## Given problem
Seek out every line containing the word "ylabel", and copy each.

-- Begin Available records --

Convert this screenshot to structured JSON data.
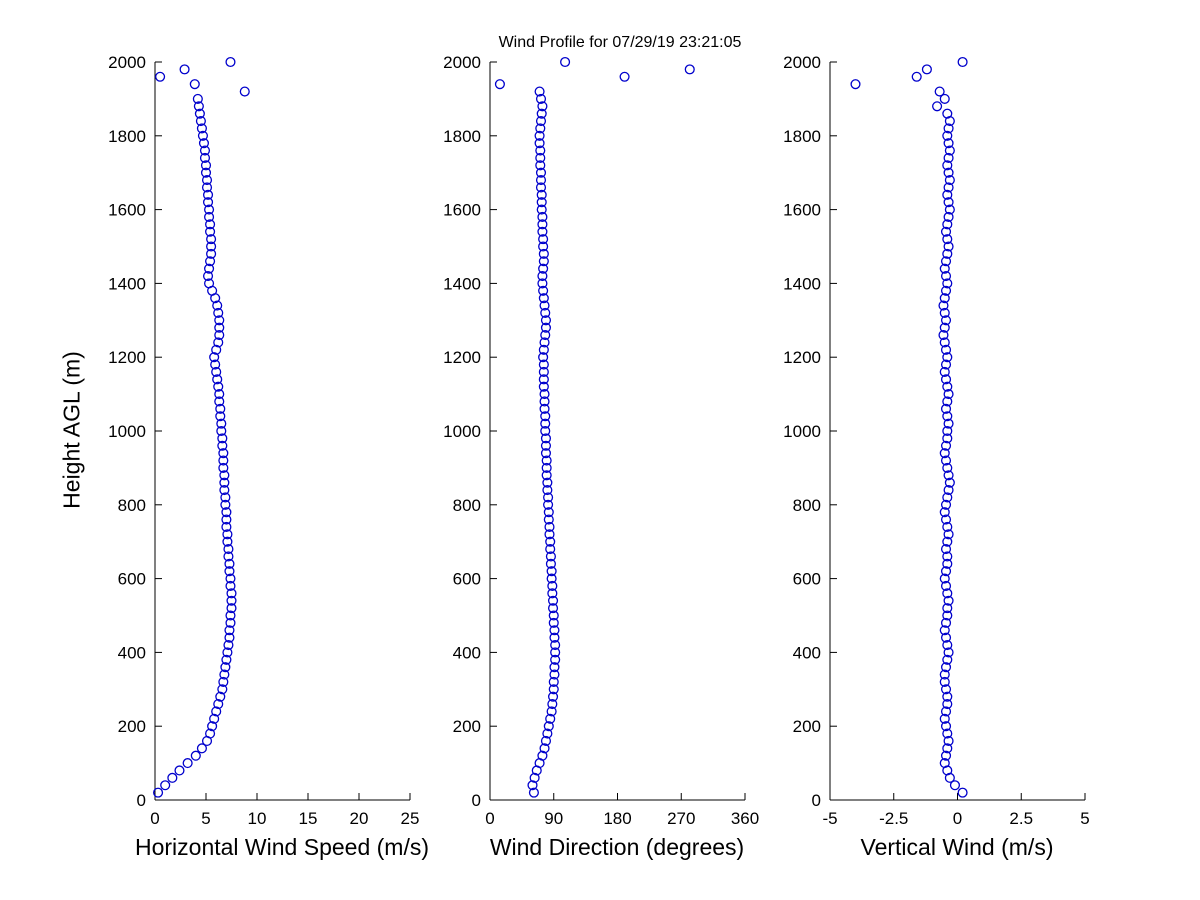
{
  "title": "Wind Profile for  07/29/19 23:21:05",
  "ylabel": "Height AGL (m)",
  "marker_color": "#0000cc",
  "heights": [
    20,
    40,
    60,
    80,
    100,
    120,
    140,
    160,
    180,
    200,
    220,
    240,
    260,
    280,
    300,
    320,
    340,
    360,
    380,
    400,
    420,
    440,
    460,
    480,
    500,
    520,
    540,
    560,
    580,
    600,
    620,
    640,
    660,
    680,
    700,
    720,
    740,
    760,
    780,
    800,
    820,
    840,
    860,
    880,
    900,
    920,
    940,
    960,
    980,
    1000,
    1020,
    1040,
    1060,
    1080,
    1100,
    1120,
    1140,
    1160,
    1180,
    1200,
    1220,
    1240,
    1260,
    1280,
    1300,
    1320,
    1340,
    1360,
    1380,
    1400,
    1420,
    1440,
    1460,
    1480,
    1500,
    1520,
    1540,
    1560,
    1580,
    1600,
    1620,
    1640,
    1660,
    1680,
    1700,
    1720,
    1740,
    1760,
    1780,
    1800,
    1820,
    1840,
    1860,
    1880,
    1900,
    1920,
    1940,
    1960,
    1980,
    2000
  ],
  "chart_data": [
    {
      "type": "scatter",
      "name": "horizontal-wind-speed",
      "xlabel": "Horizontal Wind Speed (m/s)",
      "xlim": [
        0,
        25
      ],
      "xticks": [
        0,
        5,
        10,
        15,
        20,
        25
      ],
      "ylim": [
        0,
        2000
      ],
      "yticks": [
        0,
        200,
        400,
        600,
        800,
        1000,
        1200,
        1400,
        1600,
        1800,
        2000
      ],
      "values": [
        0.3,
        1.0,
        1.7,
        2.4,
        3.2,
        4.0,
        4.6,
        5.1,
        5.4,
        5.6,
        5.8,
        6.0,
        6.2,
        6.4,
        6.6,
        6.7,
        6.8,
        6.9,
        7.0,
        7.1,
        7.2,
        7.3,
        7.3,
        7.4,
        7.4,
        7.5,
        7.5,
        7.5,
        7.4,
        7.4,
        7.3,
        7.3,
        7.2,
        7.2,
        7.1,
        7.1,
        7.0,
        7.0,
        7.0,
        6.9,
        6.9,
        6.8,
        6.8,
        6.8,
        6.7,
        6.7,
        6.7,
        6.6,
        6.6,
        6.5,
        6.5,
        6.4,
        6.4,
        6.3,
        6.3,
        6.2,
        6.1,
        6.0,
        5.9,
        5.8,
        6.0,
        6.2,
        6.3,
        6.3,
        6.3,
        6.2,
        6.1,
        5.9,
        5.6,
        5.3,
        5.2,
        5.3,
        5.4,
        5.5,
        5.5,
        5.5,
        5.4,
        5.4,
        5.3,
        5.3,
        5.2,
        5.2,
        5.1,
        5.1,
        5.0,
        5.0,
        4.9,
        4.9,
        4.8,
        4.7,
        4.6,
        4.5,
        4.4,
        4.3,
        4.2,
        8.8,
        3.9,
        0.5,
        2.9,
        7.4
      ]
    },
    {
      "type": "scatter",
      "name": "wind-direction",
      "xlabel": "Wind Direction (degrees)",
      "xlim": [
        0,
        360
      ],
      "xticks": [
        0,
        90,
        180,
        270,
        360
      ],
      "ylim": [
        0,
        2000
      ],
      "yticks": [
        0,
        200,
        400,
        600,
        800,
        1000,
        1200,
        1400,
        1600,
        1800,
        2000
      ],
      "values": [
        62,
        60,
        63,
        66,
        70,
        74,
        77,
        79,
        81,
        83,
        85,
        87,
        88,
        89,
        90,
        90,
        91,
        91,
        92,
        92,
        92,
        91,
        91,
        90,
        90,
        89,
        89,
        88,
        88,
        87,
        87,
        86,
        86,
        85,
        85,
        84,
        84,
        83,
        83,
        82,
        82,
        81,
        81,
        80,
        80,
        80,
        79,
        79,
        79,
        78,
        78,
        78,
        77,
        77,
        77,
        76,
        76,
        76,
        76,
        75,
        76,
        77,
        78,
        79,
        79,
        78,
        77,
        76,
        75,
        74,
        74,
        75,
        76,
        76,
        75,
        75,
        74,
        74,
        74,
        73,
        73,
        73,
        72,
        72,
        72,
        71,
        71,
        71,
        70,
        70,
        71,
        72,
        73,
        74,
        72,
        70,
        14,
        190,
        282,
        106
      ]
    },
    {
      "type": "scatter",
      "name": "vertical-wind",
      "xlabel": "Vertical Wind (m/s)",
      "xlim": [
        -5,
        5
      ],
      "xticks": [
        -5,
        -2.5,
        0,
        2.5,
        5
      ],
      "ylim": [
        0,
        2000
      ],
      "yticks": [
        0,
        200,
        400,
        600,
        800,
        1000,
        1200,
        1400,
        1600,
        1800,
        2000
      ],
      "values": [
        0.2,
        -0.1,
        -0.3,
        -0.4,
        -0.5,
        -0.45,
        -0.4,
        -0.35,
        -0.4,
        -0.45,
        -0.5,
        -0.45,
        -0.4,
        -0.4,
        -0.45,
        -0.5,
        -0.5,
        -0.45,
        -0.4,
        -0.35,
        -0.4,
        -0.45,
        -0.5,
        -0.45,
        -0.4,
        -0.4,
        -0.35,
        -0.4,
        -0.45,
        -0.5,
        -0.45,
        -0.4,
        -0.4,
        -0.45,
        -0.4,
        -0.35,
        -0.4,
        -0.45,
        -0.5,
        -0.45,
        -0.4,
        -0.35,
        -0.3,
        -0.35,
        -0.4,
        -0.45,
        -0.5,
        -0.45,
        -0.4,
        -0.4,
        -0.35,
        -0.4,
        -0.45,
        -0.4,
        -0.35,
        -0.4,
        -0.45,
        -0.5,
        -0.45,
        -0.4,
        -0.45,
        -0.5,
        -0.55,
        -0.5,
        -0.45,
        -0.5,
        -0.55,
        -0.5,
        -0.45,
        -0.4,
        -0.45,
        -0.5,
        -0.45,
        -0.4,
        -0.35,
        -0.4,
        -0.45,
        -0.4,
        -0.35,
        -0.3,
        -0.35,
        -0.4,
        -0.35,
        -0.3,
        -0.35,
        -0.4,
        -0.35,
        -0.3,
        -0.35,
        -0.4,
        -0.35,
        -0.3,
        -0.4,
        -0.8,
        -0.5,
        -0.7,
        -4.0,
        -1.6,
        -1.2,
        0.2
      ]
    }
  ]
}
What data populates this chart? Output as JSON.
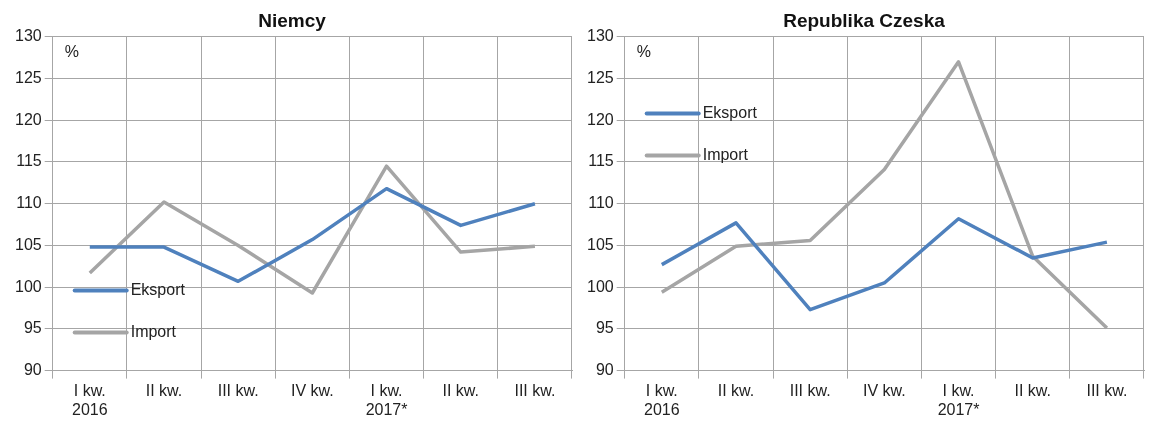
{
  "chart_data": [
    {
      "type": "line",
      "title": "Niemcy",
      "ylabel": "%",
      "categories": [
        "I kw.\n2016",
        "II kw.",
        "III kw.",
        "IV kw.",
        "I kw.\n2017*",
        "II kw.",
        "III kw."
      ],
      "series": [
        {
          "name": "Eksport",
          "color": "#4f81bd",
          "values": [
            104.8,
            104.8,
            100.7,
            105.7,
            111.8,
            107.4,
            110.0
          ]
        },
        {
          "name": "Import",
          "color": "#a5a5a5",
          "values": [
            101.7,
            110.2,
            105.0,
            99.3,
            114.5,
            104.2,
            104.9
          ]
        }
      ],
      "ylim": [
        90,
        130
      ],
      "yticks": [
        90,
        95,
        100,
        105,
        110,
        115,
        120,
        125,
        130
      ],
      "grid": true,
      "legend": "bottom left",
      "marker": "none",
      "line_style": "solid"
    },
    {
      "type": "line",
      "title": "Republika Czeska",
      "ylabel": "%",
      "categories": [
        "I kw.\n2016",
        "II kw.",
        "III kw.",
        "IV kw.",
        "I kw.\n2017*",
        "II kw.",
        "III kw."
      ],
      "series": [
        {
          "name": "Eksport",
          "color": "#4f81bd",
          "values": [
            102.7,
            107.7,
            97.3,
            100.5,
            108.2,
            103.5,
            105.4
          ]
        },
        {
          "name": "Import",
          "color": "#a5a5a5",
          "values": [
            99.4,
            104.9,
            105.6,
            114.1,
            127.0,
            103.7,
            95.1
          ]
        }
      ],
      "ylim": [
        90,
        130
      ],
      "yticks": [
        90,
        95,
        100,
        105,
        110,
        115,
        120,
        125,
        130
      ],
      "grid": true,
      "legend": "top left",
      "marker": "none",
      "line_style": "solid"
    }
  ]
}
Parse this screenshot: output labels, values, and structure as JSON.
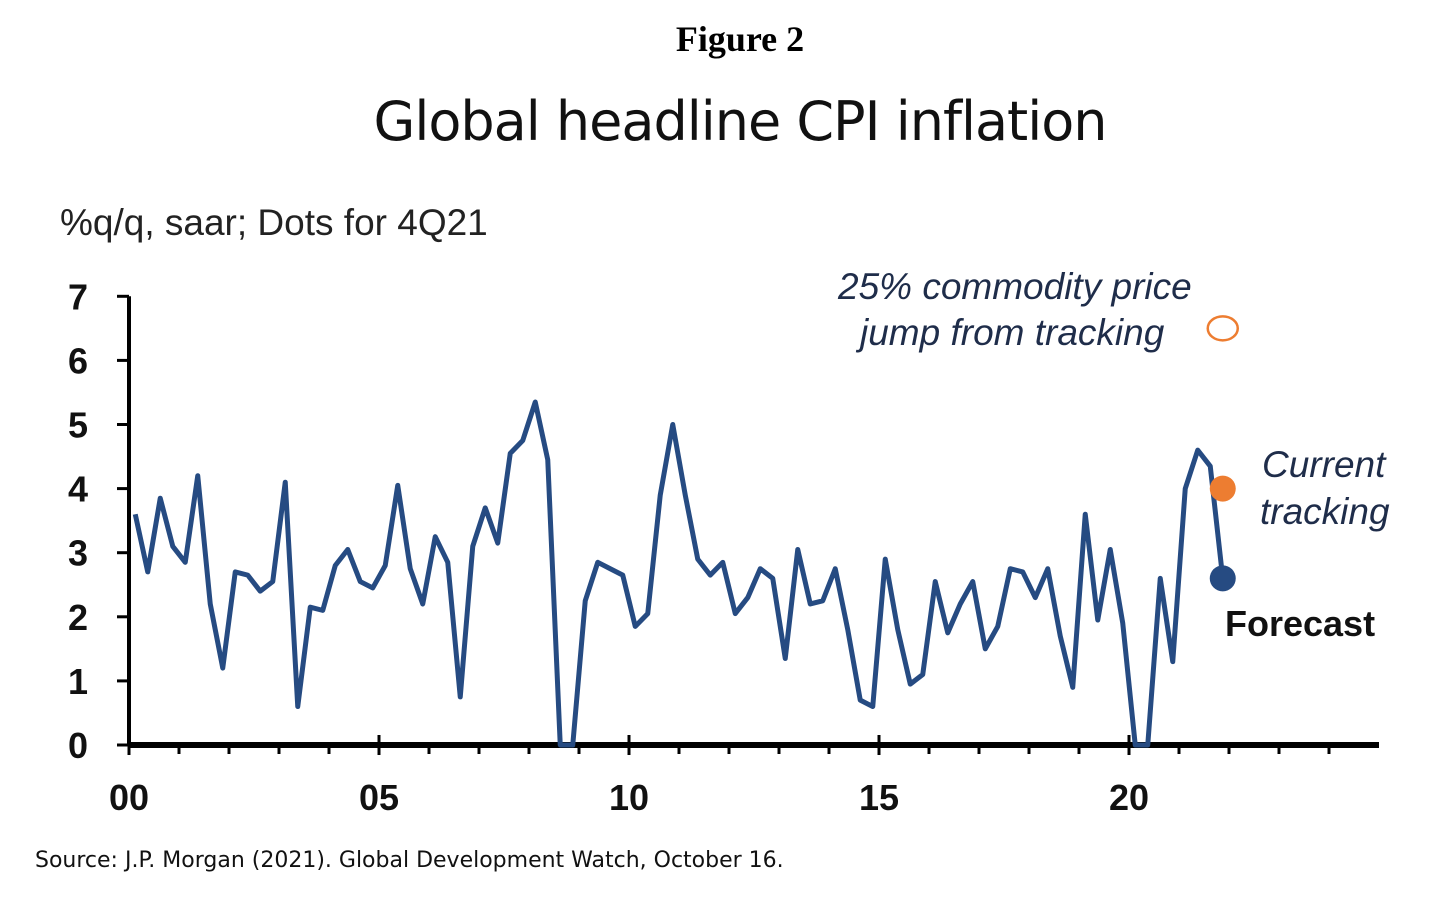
{
  "figure_label": "Figure 2",
  "source": "Source: J.P. Morgan (2021).  Global Development Watch, October 16.",
  "chart_data": {
    "type": "line",
    "title": "Global headline CPI inflation",
    "ylabel": "%q/q, saar; Dots for 4Q21",
    "xlabel": "",
    "ylim": [
      0,
      7
    ],
    "xlim": [
      2000,
      2025
    ],
    "yticks": [
      "0",
      "1",
      "2",
      "3",
      "4",
      "5",
      "6",
      "7"
    ],
    "xticks": [
      {
        "year": 2000,
        "label": "00"
      },
      {
        "year": 2005,
        "label": "05"
      },
      {
        "year": 2010,
        "label": "10"
      },
      {
        "year": 2015,
        "label": "15"
      },
      {
        "year": 2020,
        "label": "20"
      }
    ],
    "grid": false,
    "x_start": "2000Q1",
    "frequency": "quarterly",
    "line_color": "#264b82",
    "series": [
      {
        "values": [
          3.6,
          2.7,
          3.85,
          3.1,
          2.85,
          4.2,
          2.2,
          1.2,
          2.7,
          2.65,
          2.4,
          2.55,
          4.1,
          0.6,
          2.15,
          2.1,
          2.8,
          3.05,
          2.55,
          2.45,
          2.8,
          4.05,
          2.75,
          2.2,
          3.25,
          2.85,
          0.75,
          3.1,
          3.7,
          3.15,
          4.55,
          4.75,
          5.35,
          4.45,
          0,
          0,
          2.25,
          2.85,
          2.75,
          2.65,
          1.85,
          2.05,
          3.9,
          5.0,
          3.9,
          2.9,
          2.65,
          2.85,
          2.05,
          2.3,
          2.75,
          2.6,
          1.35,
          3.05,
          2.2,
          2.25,
          2.75,
          1.8,
          0.7,
          0.6,
          2.9,
          1.8,
          0.95,
          1.1,
          2.55,
          1.75,
          2.2,
          2.55,
          1.5,
          1.85,
          2.75,
          2.7,
          2.3,
          2.75,
          1.7,
          0.9,
          3.6,
          1.95,
          3.05,
          1.9,
          0,
          0,
          2.6,
          1.3,
          4.0,
          4.6,
          4.35,
          2.6
        ]
      }
    ],
    "dots": [
      {
        "quarter": "4Q21",
        "value": 2.6,
        "label": "Forecast",
        "color": "#264b82",
        "style": "filled"
      },
      {
        "quarter": "4Q21",
        "value": 4.0,
        "label": "Current tracking",
        "color": "#ed7d31",
        "style": "filled"
      },
      {
        "quarter": "4Q21",
        "value": 6.5,
        "label": "25% commodity price jump from tracking",
        "color": "#ed7d31",
        "style": "open"
      }
    ],
    "annotations": {
      "commodity_line1": "25% commodity price",
      "commodity_line2": "jump from tracking",
      "current_line1": "Current",
      "current_line2": "tracking",
      "forecast": "Forecast"
    }
  }
}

-- End Available records --

## Output of the task
  "ylabel": "Height AGL (m)",
      "ylabel": "%",
      "ylabel": "%",
    "ylabel": "%q/q, saar; Dots for 4Q21",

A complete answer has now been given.